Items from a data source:
_ _ _ _ _ _ _

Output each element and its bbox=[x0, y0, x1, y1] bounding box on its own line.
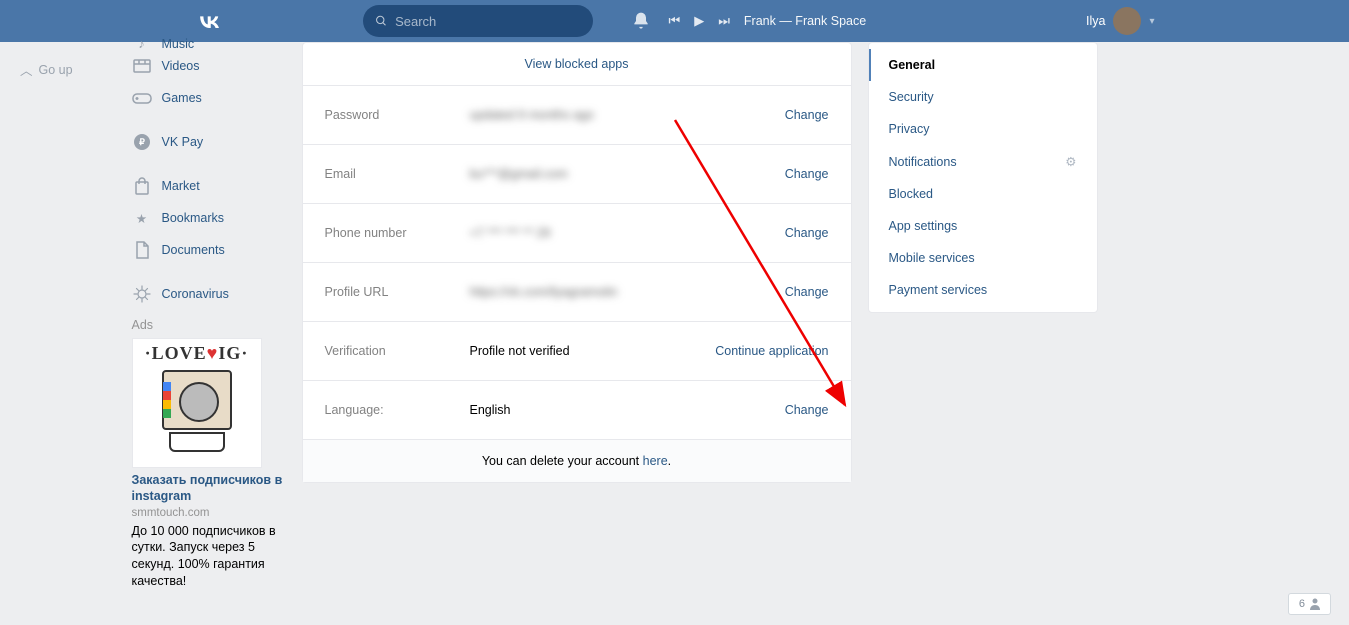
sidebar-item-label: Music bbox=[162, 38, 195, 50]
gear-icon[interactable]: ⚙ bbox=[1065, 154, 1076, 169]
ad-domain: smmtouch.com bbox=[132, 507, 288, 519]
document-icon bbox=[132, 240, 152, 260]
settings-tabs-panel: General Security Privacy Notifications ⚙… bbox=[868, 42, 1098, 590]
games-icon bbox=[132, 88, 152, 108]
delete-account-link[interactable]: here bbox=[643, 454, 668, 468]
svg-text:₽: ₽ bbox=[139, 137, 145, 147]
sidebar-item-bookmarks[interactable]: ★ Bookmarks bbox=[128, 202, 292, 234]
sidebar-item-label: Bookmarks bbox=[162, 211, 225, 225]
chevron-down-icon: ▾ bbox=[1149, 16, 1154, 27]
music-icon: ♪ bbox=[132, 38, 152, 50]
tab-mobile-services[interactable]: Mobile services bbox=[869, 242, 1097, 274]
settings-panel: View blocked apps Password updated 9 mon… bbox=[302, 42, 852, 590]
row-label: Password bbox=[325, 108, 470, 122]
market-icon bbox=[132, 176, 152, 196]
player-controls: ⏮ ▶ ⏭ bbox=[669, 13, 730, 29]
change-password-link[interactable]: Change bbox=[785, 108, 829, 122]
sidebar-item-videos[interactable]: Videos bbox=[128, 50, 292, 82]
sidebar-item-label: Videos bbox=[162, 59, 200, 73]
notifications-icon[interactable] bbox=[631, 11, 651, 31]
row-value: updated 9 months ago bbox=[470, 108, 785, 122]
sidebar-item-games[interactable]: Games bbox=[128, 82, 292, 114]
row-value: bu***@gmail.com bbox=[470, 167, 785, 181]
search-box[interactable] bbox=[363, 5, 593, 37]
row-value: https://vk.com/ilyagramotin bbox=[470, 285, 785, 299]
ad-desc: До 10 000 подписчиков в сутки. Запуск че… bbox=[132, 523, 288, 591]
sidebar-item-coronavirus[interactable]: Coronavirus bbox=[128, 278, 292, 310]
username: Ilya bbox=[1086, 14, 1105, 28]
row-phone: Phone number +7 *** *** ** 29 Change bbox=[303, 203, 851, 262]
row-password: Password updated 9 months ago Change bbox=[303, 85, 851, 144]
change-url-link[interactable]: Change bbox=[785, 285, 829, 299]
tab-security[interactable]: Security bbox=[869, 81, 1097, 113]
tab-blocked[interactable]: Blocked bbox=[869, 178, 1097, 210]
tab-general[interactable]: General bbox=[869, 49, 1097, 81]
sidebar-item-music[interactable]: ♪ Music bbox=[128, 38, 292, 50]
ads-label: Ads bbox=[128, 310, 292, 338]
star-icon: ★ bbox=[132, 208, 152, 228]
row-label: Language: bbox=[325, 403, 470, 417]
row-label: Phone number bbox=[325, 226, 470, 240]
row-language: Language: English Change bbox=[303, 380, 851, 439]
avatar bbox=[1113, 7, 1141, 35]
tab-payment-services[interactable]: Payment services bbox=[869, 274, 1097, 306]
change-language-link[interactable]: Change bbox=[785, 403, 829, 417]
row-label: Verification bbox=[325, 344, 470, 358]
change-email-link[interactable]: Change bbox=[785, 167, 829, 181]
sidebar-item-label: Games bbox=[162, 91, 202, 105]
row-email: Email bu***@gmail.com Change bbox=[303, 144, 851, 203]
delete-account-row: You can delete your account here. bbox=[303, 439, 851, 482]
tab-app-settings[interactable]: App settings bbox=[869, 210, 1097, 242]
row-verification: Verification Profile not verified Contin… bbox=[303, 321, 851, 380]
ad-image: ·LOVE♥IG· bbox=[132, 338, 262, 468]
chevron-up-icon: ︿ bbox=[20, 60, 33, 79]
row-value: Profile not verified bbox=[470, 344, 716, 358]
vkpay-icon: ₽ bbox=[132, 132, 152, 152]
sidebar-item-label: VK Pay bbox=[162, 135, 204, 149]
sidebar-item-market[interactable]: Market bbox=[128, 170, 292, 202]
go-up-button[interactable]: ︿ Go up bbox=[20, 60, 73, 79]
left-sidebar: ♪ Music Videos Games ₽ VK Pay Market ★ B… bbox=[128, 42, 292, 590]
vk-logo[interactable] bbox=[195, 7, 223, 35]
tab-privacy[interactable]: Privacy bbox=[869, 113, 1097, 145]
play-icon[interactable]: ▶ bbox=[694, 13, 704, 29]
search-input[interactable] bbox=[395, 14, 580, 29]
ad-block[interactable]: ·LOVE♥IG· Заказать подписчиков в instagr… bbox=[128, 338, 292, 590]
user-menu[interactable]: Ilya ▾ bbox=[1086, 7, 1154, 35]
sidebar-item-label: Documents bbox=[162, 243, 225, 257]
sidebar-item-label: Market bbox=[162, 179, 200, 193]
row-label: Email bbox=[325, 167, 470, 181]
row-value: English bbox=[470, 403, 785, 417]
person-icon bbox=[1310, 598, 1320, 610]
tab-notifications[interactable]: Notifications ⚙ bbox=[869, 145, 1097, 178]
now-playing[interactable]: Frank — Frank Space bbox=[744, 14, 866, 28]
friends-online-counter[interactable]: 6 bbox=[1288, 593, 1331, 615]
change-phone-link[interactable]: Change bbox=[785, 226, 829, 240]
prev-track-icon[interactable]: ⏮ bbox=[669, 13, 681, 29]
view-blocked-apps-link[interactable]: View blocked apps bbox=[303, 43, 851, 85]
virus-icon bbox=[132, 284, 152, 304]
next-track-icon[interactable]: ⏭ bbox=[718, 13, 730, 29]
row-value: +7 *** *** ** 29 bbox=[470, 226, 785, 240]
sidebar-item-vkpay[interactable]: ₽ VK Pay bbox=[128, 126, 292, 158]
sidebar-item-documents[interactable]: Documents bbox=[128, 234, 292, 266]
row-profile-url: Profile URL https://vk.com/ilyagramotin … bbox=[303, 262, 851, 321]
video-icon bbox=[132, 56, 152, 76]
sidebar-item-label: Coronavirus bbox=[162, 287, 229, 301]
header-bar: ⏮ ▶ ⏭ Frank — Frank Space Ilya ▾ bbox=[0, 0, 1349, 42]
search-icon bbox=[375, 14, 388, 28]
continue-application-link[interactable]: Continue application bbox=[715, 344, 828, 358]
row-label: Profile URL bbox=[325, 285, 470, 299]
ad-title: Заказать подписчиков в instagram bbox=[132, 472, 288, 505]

_ _ _ _ _ _ _

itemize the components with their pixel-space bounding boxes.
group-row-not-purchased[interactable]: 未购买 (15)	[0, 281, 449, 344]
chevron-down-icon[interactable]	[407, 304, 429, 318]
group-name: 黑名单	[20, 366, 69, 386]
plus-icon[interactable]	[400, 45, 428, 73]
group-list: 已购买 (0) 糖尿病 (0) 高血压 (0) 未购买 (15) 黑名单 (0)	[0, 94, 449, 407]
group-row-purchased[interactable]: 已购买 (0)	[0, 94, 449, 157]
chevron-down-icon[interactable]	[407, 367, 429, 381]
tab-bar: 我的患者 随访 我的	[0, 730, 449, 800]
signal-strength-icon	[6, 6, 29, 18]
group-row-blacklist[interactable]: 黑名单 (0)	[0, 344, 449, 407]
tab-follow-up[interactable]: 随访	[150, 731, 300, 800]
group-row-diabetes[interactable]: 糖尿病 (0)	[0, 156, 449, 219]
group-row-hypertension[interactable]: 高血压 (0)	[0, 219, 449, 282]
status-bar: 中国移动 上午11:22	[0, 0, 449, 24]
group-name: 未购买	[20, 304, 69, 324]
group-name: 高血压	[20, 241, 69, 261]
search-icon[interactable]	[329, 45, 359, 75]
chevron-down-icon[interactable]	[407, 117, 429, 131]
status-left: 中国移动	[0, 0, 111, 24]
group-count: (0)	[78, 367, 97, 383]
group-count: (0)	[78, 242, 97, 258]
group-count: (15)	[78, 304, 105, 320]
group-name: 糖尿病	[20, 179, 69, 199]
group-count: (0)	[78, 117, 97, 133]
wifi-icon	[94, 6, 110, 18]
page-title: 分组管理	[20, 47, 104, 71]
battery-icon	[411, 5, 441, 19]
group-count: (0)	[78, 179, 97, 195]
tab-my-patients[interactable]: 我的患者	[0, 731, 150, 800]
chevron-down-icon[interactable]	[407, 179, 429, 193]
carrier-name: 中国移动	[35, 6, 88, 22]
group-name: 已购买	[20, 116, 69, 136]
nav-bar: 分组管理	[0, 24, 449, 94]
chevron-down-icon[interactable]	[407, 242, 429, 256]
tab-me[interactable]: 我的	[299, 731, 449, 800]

_ _ _ _ _ _ _

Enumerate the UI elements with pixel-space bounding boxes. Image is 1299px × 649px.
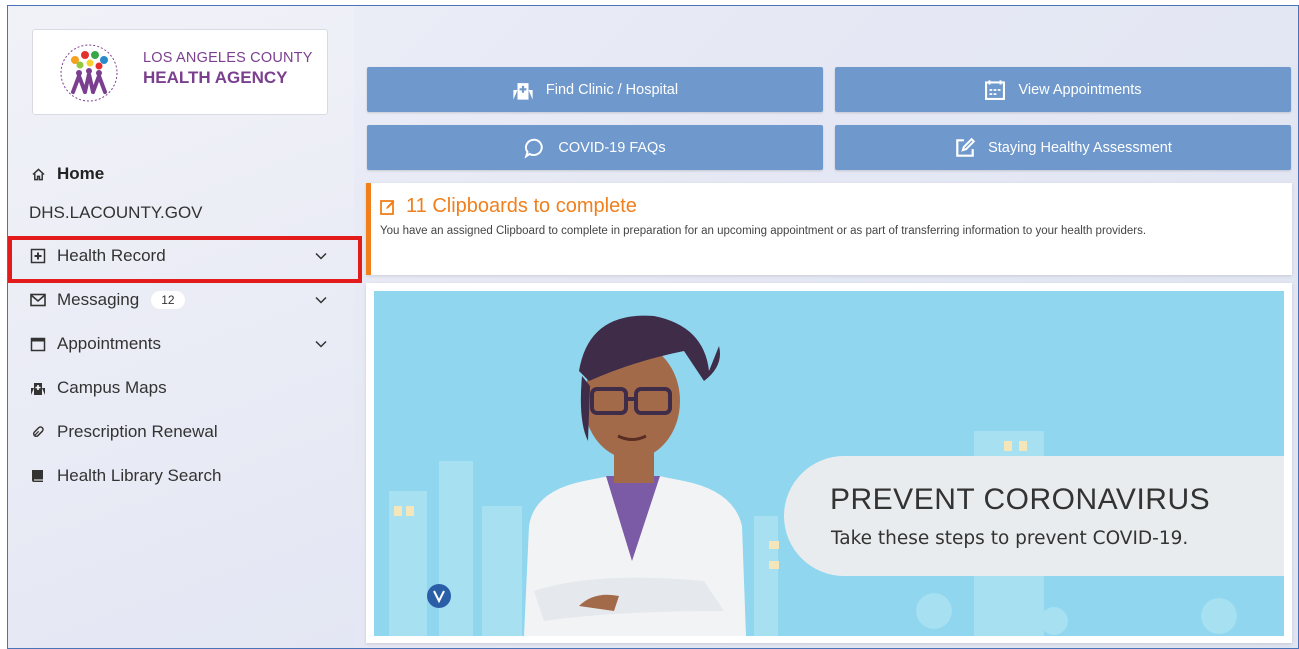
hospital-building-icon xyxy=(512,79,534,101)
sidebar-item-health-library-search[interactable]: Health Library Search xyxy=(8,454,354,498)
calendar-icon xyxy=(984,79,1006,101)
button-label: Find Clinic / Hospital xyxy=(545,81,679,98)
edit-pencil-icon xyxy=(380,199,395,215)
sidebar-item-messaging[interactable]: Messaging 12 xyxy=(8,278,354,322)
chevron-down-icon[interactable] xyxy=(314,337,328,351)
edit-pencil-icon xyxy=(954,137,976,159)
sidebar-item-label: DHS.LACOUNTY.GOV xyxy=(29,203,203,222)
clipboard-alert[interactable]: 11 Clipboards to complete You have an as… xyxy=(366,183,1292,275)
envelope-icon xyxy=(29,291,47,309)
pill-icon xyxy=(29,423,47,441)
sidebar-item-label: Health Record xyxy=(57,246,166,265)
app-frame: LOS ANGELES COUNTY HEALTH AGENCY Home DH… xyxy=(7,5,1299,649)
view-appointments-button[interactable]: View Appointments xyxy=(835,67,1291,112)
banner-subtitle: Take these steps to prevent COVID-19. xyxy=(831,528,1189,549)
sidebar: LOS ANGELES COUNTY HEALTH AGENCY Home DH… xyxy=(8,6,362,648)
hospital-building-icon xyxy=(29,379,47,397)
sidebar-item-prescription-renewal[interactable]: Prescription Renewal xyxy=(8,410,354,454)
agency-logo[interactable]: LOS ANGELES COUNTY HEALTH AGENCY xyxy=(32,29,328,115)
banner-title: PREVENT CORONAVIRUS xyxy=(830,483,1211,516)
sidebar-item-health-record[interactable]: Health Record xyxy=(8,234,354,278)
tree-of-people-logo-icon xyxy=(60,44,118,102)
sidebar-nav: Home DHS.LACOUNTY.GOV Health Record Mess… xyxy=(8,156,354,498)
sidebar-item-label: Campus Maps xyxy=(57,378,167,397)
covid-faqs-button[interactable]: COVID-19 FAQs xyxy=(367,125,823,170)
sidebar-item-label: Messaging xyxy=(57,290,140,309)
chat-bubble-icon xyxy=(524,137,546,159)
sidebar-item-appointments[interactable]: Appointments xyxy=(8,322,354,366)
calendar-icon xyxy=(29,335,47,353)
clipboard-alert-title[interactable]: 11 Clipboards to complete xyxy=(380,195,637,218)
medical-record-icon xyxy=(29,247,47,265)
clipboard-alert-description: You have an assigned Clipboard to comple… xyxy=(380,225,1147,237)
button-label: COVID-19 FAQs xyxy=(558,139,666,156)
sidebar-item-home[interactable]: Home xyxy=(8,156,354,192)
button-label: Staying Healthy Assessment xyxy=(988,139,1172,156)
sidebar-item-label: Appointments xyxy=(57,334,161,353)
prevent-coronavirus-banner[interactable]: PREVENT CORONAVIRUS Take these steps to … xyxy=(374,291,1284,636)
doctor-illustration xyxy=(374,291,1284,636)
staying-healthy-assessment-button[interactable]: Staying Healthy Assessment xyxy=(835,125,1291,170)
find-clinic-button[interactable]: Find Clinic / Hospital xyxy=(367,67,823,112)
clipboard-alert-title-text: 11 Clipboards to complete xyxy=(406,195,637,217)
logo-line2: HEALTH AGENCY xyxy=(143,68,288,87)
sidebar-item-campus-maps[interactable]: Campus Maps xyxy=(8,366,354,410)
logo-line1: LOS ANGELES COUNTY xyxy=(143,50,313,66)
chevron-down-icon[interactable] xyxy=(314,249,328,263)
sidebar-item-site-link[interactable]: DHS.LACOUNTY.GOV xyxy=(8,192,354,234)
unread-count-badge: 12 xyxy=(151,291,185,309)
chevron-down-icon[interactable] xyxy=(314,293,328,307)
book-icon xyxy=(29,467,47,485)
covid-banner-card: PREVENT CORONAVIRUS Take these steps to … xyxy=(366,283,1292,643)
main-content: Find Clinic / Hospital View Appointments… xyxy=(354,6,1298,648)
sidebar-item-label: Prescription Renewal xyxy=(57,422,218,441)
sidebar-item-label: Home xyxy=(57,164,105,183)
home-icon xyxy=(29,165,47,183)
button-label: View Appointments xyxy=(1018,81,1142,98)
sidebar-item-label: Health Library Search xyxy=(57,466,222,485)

_ _ _ _ _ _ _

## EXERCISE DIRECTIONS
Go through the entries and filter for lines holding the word "Clipboards"; copy each match.

## TASK RESPONSE
clipboard-alert[interactable]: 11 Clipboards to complete You have an as… xyxy=(366,183,1292,275)
clipboard-alert-title[interactable]: 11 Clipboards to complete xyxy=(380,195,637,218)
clipboard-alert-title-text: 11 Clipboards to complete xyxy=(406,195,637,217)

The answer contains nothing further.